[The problem] From the listing below, extract every line containing "лейтенант".

[Listed records]
## begin
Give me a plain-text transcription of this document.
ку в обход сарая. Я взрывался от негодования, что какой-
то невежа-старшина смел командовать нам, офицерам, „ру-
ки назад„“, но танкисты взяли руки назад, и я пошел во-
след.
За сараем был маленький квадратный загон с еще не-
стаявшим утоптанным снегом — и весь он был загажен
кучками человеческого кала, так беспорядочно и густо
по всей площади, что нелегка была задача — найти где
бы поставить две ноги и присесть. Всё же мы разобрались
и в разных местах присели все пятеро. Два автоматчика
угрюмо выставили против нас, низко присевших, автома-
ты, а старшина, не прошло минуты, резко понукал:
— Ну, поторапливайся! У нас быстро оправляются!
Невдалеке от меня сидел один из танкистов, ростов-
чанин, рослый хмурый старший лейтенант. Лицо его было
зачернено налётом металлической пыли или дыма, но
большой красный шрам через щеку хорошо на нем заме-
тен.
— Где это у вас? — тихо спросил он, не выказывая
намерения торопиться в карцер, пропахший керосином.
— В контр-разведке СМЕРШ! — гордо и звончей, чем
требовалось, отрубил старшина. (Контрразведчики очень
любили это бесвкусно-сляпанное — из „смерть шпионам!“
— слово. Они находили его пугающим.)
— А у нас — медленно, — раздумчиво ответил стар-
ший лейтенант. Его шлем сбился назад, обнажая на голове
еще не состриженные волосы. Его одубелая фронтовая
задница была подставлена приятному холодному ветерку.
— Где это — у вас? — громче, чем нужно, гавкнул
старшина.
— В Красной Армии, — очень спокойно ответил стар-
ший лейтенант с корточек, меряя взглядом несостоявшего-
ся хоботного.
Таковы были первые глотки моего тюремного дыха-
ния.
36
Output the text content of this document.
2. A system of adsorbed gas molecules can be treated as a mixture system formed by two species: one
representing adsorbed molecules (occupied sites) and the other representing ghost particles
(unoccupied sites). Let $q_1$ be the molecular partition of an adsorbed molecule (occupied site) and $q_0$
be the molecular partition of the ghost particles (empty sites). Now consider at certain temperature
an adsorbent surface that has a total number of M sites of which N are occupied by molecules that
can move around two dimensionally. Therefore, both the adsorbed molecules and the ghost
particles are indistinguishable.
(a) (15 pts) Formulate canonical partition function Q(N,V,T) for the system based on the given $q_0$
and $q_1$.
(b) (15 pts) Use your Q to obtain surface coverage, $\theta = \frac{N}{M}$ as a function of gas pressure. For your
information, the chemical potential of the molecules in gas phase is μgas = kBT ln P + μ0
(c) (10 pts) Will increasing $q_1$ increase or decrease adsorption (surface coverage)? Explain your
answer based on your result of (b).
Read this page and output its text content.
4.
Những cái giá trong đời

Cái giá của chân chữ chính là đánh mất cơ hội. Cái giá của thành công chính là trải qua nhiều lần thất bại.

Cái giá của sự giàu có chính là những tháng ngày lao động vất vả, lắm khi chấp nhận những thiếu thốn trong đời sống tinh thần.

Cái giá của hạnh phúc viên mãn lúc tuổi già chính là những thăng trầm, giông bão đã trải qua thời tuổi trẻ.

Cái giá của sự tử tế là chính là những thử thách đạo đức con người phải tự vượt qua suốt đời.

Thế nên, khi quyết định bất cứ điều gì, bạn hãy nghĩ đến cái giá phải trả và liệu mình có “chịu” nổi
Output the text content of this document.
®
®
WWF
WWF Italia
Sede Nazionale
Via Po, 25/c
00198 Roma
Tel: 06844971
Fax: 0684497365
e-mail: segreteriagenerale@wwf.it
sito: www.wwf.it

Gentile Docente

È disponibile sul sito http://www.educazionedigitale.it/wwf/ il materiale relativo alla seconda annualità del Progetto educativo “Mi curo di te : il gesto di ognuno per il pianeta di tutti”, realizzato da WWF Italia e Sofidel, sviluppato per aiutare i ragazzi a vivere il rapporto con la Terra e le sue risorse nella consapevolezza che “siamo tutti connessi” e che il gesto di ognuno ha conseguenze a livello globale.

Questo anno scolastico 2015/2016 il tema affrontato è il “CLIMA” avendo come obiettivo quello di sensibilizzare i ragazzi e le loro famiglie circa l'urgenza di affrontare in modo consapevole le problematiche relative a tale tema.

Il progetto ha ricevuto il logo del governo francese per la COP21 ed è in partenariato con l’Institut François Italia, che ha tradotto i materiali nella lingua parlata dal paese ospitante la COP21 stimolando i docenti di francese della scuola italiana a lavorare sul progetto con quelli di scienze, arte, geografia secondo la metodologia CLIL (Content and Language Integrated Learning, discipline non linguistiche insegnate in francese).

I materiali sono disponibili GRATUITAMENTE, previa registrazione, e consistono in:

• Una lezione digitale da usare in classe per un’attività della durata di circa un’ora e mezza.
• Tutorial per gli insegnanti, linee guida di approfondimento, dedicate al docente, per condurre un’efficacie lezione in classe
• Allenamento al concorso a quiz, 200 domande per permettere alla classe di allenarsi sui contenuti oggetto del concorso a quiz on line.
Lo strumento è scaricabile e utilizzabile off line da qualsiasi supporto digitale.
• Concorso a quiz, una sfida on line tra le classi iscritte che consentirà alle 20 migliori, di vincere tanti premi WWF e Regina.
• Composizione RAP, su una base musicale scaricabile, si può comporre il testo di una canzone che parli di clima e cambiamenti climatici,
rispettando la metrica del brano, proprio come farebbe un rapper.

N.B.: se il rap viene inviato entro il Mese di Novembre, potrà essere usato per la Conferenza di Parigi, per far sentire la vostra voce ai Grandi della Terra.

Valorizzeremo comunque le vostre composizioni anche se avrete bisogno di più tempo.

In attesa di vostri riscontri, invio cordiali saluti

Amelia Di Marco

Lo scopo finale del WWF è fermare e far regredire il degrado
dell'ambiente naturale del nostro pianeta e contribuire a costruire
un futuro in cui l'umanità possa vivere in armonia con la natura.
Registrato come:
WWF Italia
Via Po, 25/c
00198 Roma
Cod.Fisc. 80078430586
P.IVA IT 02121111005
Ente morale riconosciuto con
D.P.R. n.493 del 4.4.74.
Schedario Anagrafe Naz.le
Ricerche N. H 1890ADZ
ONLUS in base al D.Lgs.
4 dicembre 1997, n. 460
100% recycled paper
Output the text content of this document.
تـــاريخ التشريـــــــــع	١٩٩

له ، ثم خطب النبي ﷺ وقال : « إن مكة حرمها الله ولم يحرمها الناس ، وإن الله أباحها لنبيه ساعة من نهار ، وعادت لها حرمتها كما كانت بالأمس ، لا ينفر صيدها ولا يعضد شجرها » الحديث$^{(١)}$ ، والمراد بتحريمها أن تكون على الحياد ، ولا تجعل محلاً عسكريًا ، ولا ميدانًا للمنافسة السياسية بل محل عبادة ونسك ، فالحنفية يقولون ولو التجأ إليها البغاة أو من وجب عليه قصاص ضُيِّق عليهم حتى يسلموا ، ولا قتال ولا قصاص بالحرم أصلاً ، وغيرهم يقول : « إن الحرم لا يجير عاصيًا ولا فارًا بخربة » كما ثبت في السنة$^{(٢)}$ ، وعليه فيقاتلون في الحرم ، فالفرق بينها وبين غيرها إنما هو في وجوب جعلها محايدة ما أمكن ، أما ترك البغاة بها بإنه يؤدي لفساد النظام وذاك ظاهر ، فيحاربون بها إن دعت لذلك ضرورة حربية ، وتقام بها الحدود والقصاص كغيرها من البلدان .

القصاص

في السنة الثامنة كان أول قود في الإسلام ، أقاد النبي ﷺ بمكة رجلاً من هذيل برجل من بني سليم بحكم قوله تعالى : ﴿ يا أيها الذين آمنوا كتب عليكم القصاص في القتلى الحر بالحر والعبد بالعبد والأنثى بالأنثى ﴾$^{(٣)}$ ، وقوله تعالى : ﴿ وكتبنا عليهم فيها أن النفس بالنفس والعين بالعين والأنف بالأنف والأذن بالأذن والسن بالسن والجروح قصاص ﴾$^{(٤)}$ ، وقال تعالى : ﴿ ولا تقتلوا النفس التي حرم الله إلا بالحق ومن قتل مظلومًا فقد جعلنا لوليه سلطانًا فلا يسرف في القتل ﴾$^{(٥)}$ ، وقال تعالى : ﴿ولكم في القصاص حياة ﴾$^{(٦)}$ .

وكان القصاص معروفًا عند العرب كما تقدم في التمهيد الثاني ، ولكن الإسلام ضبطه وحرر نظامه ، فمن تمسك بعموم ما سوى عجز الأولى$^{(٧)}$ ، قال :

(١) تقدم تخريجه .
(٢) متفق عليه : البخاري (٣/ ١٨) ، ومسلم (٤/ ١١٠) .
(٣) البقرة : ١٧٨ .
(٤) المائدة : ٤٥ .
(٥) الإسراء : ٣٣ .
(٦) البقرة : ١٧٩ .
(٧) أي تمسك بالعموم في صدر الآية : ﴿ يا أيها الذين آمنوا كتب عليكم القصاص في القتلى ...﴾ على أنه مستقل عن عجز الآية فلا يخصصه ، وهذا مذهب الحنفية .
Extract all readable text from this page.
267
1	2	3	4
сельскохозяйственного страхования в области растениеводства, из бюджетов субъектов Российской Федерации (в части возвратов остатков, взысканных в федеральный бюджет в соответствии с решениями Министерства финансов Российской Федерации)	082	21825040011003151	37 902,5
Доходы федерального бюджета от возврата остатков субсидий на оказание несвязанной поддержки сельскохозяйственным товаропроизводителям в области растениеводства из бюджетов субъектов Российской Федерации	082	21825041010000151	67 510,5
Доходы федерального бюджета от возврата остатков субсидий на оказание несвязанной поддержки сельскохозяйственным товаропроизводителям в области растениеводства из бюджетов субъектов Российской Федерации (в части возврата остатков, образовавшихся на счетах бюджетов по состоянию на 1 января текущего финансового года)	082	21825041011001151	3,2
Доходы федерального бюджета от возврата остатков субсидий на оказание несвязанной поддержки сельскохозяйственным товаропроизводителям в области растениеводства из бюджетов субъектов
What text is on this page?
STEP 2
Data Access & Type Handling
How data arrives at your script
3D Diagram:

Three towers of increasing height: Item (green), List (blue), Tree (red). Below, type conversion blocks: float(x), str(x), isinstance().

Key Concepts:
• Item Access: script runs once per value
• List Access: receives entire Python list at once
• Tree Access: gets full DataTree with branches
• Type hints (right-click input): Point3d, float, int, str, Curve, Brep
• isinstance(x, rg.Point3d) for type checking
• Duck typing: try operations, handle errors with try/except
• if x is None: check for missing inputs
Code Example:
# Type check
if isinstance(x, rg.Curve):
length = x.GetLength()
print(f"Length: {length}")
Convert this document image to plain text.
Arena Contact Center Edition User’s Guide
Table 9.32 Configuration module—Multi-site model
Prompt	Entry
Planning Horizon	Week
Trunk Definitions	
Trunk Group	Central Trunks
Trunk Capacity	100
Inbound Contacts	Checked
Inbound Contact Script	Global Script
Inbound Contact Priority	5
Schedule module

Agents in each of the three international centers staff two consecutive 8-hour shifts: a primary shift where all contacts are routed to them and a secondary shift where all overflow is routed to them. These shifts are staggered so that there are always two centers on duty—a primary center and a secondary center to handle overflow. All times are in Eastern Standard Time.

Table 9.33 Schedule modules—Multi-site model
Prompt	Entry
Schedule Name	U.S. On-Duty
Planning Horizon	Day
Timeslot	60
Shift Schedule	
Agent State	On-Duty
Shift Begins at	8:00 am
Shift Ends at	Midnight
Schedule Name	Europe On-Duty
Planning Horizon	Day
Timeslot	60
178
## end
[Answer to this exercise]
чанин, рослый хмурый старший лейтенант. Лицо его было
ший лейтенант. Его шлем сбился назад, обнажая на голове
ший лейтенант с корточек, меряя взглядом несостоявшего-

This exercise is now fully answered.